# What needs to be done:
Copy down all of the data underneath, exactly as shown.

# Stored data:
- - - - - - -
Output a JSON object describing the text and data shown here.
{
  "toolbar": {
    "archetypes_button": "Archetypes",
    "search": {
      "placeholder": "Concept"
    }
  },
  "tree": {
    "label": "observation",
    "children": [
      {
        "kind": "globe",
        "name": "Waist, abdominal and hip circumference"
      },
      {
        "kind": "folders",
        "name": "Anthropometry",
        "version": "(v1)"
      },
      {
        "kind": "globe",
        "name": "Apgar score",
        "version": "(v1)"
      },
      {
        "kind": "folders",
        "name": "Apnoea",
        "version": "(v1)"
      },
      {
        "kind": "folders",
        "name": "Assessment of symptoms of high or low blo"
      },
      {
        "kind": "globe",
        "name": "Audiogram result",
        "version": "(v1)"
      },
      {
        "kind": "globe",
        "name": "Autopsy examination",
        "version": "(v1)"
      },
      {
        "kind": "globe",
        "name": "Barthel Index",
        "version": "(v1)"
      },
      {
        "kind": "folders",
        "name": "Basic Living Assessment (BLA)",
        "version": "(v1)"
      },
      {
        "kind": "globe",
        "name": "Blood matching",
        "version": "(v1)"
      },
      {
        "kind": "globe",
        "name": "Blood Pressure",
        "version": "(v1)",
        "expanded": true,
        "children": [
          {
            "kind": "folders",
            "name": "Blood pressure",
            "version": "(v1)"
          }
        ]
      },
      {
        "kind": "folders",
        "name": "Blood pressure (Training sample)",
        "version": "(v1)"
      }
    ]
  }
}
- - - - - - -
# Written answer:
Output a JSON object describing the text and data shown here.
{
  "toolbar": {
    "archetypes_button": "Archetypes",
    "search": {
      "placeholder": "Concept"
    }
  },
  "tree": {
    "label": "observation",
    "children": [
      {
        "kind": "globe",
        "name": "Waist, abdominal and hip circumference"
      },
      {
        "kind": "folders",
        "name": "Anthropometry",
        "version": "(v1)"
      },
      {
        "kind": "globe",
        "name": "Apgar score",
        "version": "(v1)"
      },
      {
        "kind": "folders",
        "name": "Apnoea",
        "version": "(v1)"
      },
      {
        "kind": "folders",
        "name": "Assessment of symptoms of high or low blo"
      },
      {
        "kind": "globe",
        "name": "Audiogram result",
        "version": "(v1)"
      },
      {
        "kind": "globe",
        "name": "Autopsy examination",
        "version": "(v1)"
      },
      {
        "kind": "globe",
        "name": "Barthel Index",
        "version": "(v1)"
      },
      {
        "kind": "folders",
        "name": "Basic Living Assessment (BLA)",
        "version": "(v1)"
      },
      {
        "kind": "globe",
        "name": "Blood matching",
        "version": "(v1)"
      },
      {
        "kind": "globe",
        "name": "Blood Pressure",
        "version": "(v1)",
        "expanded": true,
        "children": [
          {
            "kind": "folders",
            "name": "Blood pressure",
            "version": "(v1)"
          }
        ]
      },
      {
        "kind": "folders",
        "name": "Blood pressure (Training sample)",
        "version": "(v1)"
      }
    ]
  }
}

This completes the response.